§ Exercise prompt: Reproduce all of the material word for word.
Dataset entries start
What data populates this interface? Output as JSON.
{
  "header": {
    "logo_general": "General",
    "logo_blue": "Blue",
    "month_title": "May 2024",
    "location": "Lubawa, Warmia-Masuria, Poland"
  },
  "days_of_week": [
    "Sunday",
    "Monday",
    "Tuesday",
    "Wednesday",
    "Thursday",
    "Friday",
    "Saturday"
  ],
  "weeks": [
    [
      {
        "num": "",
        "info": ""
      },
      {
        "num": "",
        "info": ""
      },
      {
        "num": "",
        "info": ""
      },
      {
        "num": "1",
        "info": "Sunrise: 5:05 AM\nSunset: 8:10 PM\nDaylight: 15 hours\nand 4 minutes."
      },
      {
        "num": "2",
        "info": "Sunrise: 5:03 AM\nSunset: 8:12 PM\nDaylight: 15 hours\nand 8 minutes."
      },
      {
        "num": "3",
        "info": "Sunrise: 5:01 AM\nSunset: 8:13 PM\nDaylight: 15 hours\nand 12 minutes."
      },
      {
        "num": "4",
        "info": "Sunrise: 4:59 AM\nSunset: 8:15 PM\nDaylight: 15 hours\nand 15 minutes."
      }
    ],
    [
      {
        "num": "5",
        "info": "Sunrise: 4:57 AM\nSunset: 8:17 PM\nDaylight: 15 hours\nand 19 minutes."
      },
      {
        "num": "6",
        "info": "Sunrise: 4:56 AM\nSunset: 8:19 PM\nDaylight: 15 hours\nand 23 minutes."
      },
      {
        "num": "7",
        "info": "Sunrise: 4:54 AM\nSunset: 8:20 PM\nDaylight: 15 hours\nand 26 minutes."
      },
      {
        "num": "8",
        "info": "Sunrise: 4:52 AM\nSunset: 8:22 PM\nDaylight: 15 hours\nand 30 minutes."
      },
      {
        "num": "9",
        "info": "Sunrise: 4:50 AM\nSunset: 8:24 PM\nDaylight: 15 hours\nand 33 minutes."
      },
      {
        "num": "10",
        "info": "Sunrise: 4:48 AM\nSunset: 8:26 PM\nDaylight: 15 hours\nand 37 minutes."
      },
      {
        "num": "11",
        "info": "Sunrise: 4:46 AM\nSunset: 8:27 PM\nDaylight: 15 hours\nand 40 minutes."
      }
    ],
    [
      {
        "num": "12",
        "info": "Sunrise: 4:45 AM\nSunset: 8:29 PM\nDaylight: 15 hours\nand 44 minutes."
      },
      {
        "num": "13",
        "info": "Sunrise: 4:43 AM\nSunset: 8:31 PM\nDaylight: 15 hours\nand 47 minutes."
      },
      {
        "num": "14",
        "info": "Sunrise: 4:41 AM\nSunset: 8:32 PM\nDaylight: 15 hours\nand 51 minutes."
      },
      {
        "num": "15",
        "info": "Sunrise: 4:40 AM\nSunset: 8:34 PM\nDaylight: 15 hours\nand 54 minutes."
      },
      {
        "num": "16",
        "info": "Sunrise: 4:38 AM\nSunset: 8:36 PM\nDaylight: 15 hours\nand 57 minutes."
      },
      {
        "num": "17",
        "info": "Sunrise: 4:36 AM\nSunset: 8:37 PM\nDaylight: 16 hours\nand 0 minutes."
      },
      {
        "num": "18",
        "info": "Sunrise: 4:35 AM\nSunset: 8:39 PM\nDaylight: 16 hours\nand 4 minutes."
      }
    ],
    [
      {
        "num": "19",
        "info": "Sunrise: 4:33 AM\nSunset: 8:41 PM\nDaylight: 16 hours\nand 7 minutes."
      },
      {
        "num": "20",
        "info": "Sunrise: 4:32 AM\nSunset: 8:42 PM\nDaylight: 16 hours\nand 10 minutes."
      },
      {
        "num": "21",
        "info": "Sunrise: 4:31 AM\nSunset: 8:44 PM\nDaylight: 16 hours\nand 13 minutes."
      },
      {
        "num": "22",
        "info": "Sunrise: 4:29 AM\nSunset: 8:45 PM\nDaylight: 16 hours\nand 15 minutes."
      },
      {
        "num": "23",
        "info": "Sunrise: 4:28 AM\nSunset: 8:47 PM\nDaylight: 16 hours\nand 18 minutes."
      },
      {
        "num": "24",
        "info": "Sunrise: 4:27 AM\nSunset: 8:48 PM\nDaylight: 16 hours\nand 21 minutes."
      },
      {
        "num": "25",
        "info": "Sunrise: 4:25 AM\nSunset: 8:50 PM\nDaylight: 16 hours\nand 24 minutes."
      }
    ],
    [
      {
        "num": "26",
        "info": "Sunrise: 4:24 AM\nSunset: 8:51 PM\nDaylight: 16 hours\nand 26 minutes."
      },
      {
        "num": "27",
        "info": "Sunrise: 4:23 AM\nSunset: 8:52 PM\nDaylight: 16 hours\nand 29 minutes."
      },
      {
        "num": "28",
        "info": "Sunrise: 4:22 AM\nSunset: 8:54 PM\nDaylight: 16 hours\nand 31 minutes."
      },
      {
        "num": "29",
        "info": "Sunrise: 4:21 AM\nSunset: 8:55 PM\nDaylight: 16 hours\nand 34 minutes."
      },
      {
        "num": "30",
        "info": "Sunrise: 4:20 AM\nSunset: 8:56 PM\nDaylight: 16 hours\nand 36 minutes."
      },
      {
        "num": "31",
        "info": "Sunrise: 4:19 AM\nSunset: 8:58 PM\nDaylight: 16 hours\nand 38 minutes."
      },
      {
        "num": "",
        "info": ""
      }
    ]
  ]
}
Dataset entries end
§ Response to this exercise:
What data populates this interface? Output as JSON.
{
  "header": {
    "logo_general": "General",
    "logo_blue": "Blue",
    "month_title": "May 2024",
    "location": "Lubawa, Warmia-Masuria, Poland"
  },
  "days_of_week": [
    "Sunday",
    "Monday",
    "Tuesday",
    "Wednesday",
    "Thursday",
    "Friday",
    "Saturday"
  ],
  "weeks": [
    [
      {
        "num": "",
        "info": ""
      },
      {
        "num": "",
        "info": ""
      },
      {
        "num": "",
        "info": ""
      },
      {
        "num": "1",
        "info": "Sunrise: 5:05 AM\nSunset: 8:10 PM\nDaylight: 15 hours\nand 4 minutes."
      },
      {
        "num": "2",
        "info": "Sunrise: 5:03 AM\nSunset: 8:12 PM\nDaylight: 15 hours\nand 8 minutes."
      },
      {
        "num": "3",
        "info": "Sunrise: 5:01 AM\nSunset: 8:13 PM\nDaylight: 15 hours\nand 12 minutes."
      },
      {
        "num": "4",
        "info": "Sunrise: 4:59 AM\nSunset: 8:15 PM\nDaylight: 15 hours\nand 15 minutes."
      }
    ],
    [
      {
        "num": "5",
        "info": "Sunrise: 4:57 AM\nSunset: 8:17 PM\nDaylight: 15 hours\nand 19 minutes."
      },
      {
        "num": "6",
        "info": "Sunrise: 4:56 AM\nSunset: 8:19 PM\nDaylight: 15 hours\nand 23 minutes."
      },
      {
        "num": "7",
        "info": "Sunrise: 4:54 AM\nSunset: 8:20 PM\nDaylight: 15 hours\nand 26 minutes."
      },
      {
        "num": "8",
        "info": "Sunrise: 4:52 AM\nSunset: 8:22 PM\nDaylight: 15 hours\nand 30 minutes."
      },
      {
        "num": "9",
        "info": "Sunrise: 4:50 AM\nSunset: 8:24 PM\nDaylight: 15 hours\nand 33 minutes."
      },
      {
        "num": "10",
        "info": "Sunrise: 4:48 AM\nSunset: 8:26 PM\nDaylight: 15 hours\nand 37 minutes."
      },
      {
        "num": "11",
        "info": "Sunrise: 4:46 AM\nSunset: 8:27 PM\nDaylight: 15 hours\nand 40 minutes."
      }
    ],
    [
      {
        "num": "12",
        "info": "Sunrise: 4:45 AM\nSunset: 8:29 PM\nDaylight: 15 hours\nand 44 minutes."
      },
      {
        "num": "13",
        "info": "Sunrise: 4:43 AM\nSunset: 8:31 PM\nDaylight: 15 hours\nand 47 minutes."
      },
      {
        "num": "14",
        "info": "Sunrise: 4:41 AM\nSunset: 8:32 PM\nDaylight: 15 hours\nand 51 minutes."
      },
      {
        "num": "15",
        "info": "Sunrise: 4:40 AM\nSunset: 8:34 PM\nDaylight: 15 hours\nand 54 minutes."
      },
      {
        "num": "16",
        "info": "Sunrise: 4:38 AM\nSunset: 8:36 PM\nDaylight: 15 hours\nand 57 minutes."
      },
      {
        "num": "17",
        "info": "Sunrise: 4:36 AM\nSunset: 8:37 PM\nDaylight: 16 hours\nand 0 minutes."
      },
      {
        "num": "18",
        "info": "Sunrise: 4:35 AM\nSunset: 8:39 PM\nDaylight: 16 hours\nand 4 minutes."
      }
    ],
    [
      {
        "num": "19",
        "info": "Sunrise: 4:33 AM\nSunset: 8:41 PM\nDaylight: 16 hours\nand 7 minutes."
      },
      {
        "num": "20",
        "info": "Sunrise: 4:32 AM\nSunset: 8:42 PM\nDaylight: 16 hours\nand 10 minutes."
      },
      {
        "num": "21",
        "info": "Sunrise: 4:31 AM\nSunset: 8:44 PM\nDaylight: 16 hours\nand 13 minutes."
      },
      {
        "num": "22",
        "info": "Sunrise: 4:29 AM\nSunset: 8:45 PM\nDaylight: 16 hours\nand 15 minutes."
      },
      {
        "num": "23",
        "info": "Sunrise: 4:28 AM\nSunset: 8:47 PM\nDaylight: 16 hours\nand 18 minutes."
      },
      {
        "num": "24",
        "info": "Sunrise: 4:27 AM\nSunset: 8:48 PM\nDaylight: 16 hours\nand 21 minutes."
      },
      {
        "num": "25",
        "info": "Sunrise: 4:25 AM\nSunset: 8:50 PM\nDaylight: 16 hours\nand 24 minutes."
      }
    ],
    [
      {
        "num": "26",
        "info": "Sunrise: 4:24 AM\nSunset: 8:51 PM\nDaylight: 16 hours\nand 26 minutes."
      },
      {
        "num": "27",
        "info": "Sunrise: 4:23 AM\nSunset: 8:52 PM\nDaylight: 16 hours\nand 29 minutes."
      },
      {
        "num": "28",
        "info": "Sunrise: 4:22 AM\nSunset: 8:54 PM\nDaylight: 16 hours\nand 31 minutes."
      },
      {
        "num": "29",
        "info": "Sunrise: 4:21 AM\nSunset: 8:55 PM\nDaylight: 16 hours\nand 34 minutes."
      },
      {
        "num": "30",
        "info": "Sunrise: 4:20 AM\nSunset: 8:56 PM\nDaylight: 16 hours\nand 36 minutes."
      },
      {
        "num": "31",
        "info": "Sunrise: 4:19 AM\nSunset: 8:58 PM\nDaylight: 16 hours\nand 38 minutes."
      },
      {
        "num": "",
        "info": ""
      }
    ]
  ]
}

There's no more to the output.